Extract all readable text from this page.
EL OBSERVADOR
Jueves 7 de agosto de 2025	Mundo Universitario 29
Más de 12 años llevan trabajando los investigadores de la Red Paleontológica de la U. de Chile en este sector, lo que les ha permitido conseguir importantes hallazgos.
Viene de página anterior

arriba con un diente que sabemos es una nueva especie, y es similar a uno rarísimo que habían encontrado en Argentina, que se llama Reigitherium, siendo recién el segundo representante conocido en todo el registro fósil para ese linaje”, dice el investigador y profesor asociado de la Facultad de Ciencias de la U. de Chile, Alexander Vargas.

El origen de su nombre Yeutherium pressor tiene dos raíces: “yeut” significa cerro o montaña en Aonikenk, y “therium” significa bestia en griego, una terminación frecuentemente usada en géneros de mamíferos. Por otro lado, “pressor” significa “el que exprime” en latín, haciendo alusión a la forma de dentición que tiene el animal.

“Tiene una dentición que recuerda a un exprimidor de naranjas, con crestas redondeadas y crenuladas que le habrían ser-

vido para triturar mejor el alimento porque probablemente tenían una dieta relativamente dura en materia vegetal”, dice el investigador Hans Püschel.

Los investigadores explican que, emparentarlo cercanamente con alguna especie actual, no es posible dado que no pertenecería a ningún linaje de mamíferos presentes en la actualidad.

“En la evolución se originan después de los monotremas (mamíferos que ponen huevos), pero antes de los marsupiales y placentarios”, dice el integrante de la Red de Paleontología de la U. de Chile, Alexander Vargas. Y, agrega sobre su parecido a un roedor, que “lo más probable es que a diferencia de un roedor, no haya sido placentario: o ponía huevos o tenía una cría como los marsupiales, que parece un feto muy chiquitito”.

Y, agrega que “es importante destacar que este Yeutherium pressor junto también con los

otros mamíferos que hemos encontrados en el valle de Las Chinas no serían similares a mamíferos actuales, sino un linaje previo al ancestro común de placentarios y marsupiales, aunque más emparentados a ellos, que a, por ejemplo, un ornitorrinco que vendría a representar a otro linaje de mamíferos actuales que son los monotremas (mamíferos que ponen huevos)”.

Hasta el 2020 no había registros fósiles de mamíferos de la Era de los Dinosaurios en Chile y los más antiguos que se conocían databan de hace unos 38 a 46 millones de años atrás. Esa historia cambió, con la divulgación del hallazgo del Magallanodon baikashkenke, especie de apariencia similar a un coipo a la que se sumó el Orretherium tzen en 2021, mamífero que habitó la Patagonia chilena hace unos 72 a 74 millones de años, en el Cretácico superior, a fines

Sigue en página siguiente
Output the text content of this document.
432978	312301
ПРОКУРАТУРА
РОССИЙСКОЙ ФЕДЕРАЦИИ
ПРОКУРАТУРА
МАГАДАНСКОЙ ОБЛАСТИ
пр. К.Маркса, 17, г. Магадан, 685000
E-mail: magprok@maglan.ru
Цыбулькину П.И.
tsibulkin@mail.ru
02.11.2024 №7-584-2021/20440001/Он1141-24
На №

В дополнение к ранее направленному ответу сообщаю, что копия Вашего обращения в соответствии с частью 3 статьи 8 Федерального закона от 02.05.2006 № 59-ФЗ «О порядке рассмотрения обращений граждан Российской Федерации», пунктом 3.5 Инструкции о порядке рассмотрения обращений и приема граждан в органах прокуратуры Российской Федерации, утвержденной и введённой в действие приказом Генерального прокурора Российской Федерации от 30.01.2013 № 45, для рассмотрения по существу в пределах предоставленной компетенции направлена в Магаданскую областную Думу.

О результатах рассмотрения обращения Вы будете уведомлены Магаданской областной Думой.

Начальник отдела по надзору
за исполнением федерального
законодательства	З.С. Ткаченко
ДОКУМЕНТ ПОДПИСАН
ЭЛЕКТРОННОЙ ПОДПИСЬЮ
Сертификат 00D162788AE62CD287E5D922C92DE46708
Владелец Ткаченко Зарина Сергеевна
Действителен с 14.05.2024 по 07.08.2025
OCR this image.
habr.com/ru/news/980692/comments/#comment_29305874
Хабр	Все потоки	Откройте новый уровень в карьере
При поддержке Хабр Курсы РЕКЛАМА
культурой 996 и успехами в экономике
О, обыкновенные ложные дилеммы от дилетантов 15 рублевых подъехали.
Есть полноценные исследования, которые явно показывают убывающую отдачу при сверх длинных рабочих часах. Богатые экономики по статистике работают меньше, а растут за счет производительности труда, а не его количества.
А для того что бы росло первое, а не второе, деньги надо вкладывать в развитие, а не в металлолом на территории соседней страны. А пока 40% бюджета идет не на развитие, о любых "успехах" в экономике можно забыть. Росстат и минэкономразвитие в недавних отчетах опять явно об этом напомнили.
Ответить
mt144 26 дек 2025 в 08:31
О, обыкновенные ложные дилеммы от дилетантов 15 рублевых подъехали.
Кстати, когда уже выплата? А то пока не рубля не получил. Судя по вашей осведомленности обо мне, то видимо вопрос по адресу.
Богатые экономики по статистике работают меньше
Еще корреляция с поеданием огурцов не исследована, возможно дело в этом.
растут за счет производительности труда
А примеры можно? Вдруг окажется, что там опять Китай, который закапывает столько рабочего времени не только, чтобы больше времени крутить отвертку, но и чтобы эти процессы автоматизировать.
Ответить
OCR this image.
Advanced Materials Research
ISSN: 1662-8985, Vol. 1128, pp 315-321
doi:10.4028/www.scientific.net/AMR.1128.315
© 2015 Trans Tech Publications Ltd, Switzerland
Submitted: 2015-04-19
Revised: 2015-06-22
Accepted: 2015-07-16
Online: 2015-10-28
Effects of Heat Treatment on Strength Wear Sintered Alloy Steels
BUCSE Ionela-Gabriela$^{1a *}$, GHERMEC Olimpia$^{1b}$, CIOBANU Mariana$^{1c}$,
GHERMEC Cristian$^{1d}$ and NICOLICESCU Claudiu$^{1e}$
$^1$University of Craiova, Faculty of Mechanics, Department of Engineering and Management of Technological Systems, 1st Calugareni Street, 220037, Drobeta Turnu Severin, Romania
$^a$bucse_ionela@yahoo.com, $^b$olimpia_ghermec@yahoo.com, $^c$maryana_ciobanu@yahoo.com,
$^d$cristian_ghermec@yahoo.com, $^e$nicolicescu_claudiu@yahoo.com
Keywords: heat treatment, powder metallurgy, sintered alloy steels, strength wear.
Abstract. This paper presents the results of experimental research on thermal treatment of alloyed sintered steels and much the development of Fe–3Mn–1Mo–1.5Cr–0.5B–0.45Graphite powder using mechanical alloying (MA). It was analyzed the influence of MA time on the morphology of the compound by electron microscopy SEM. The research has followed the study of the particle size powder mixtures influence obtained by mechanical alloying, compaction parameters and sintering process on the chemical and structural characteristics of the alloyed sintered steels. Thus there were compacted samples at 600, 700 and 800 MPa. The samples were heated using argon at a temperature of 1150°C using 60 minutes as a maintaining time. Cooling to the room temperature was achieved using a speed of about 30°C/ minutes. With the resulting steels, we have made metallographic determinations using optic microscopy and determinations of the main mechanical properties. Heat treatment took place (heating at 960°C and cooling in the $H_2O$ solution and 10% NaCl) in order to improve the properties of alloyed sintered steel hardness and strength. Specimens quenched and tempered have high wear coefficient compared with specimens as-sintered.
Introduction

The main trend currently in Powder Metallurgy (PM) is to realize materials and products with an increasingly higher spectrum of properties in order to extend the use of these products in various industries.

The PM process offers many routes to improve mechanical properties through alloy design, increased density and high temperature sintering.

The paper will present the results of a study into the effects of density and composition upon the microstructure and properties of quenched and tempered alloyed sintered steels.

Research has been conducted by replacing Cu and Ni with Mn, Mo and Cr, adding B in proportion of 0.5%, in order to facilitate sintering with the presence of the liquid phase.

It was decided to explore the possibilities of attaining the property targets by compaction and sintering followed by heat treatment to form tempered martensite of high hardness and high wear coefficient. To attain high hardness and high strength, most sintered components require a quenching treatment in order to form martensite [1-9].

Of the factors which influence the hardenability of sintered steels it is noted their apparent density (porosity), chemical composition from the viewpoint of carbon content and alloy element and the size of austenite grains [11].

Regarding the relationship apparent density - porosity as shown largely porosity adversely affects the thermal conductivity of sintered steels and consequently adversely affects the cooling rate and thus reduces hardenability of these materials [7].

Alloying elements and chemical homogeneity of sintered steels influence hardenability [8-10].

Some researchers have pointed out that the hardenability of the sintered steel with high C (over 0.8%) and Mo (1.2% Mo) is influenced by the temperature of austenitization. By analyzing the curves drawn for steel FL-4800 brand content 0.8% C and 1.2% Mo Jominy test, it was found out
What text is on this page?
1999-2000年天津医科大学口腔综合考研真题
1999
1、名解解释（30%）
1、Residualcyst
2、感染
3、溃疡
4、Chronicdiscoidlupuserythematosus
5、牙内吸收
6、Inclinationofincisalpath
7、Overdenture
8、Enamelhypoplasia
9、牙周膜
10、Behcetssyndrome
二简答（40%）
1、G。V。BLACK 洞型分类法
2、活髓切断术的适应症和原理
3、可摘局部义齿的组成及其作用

※ ※ ※

- WRITTEN INSTRUCTION: Count how many lines above include the word "производительности" and answer with that figure only.

- RESPONSE: 2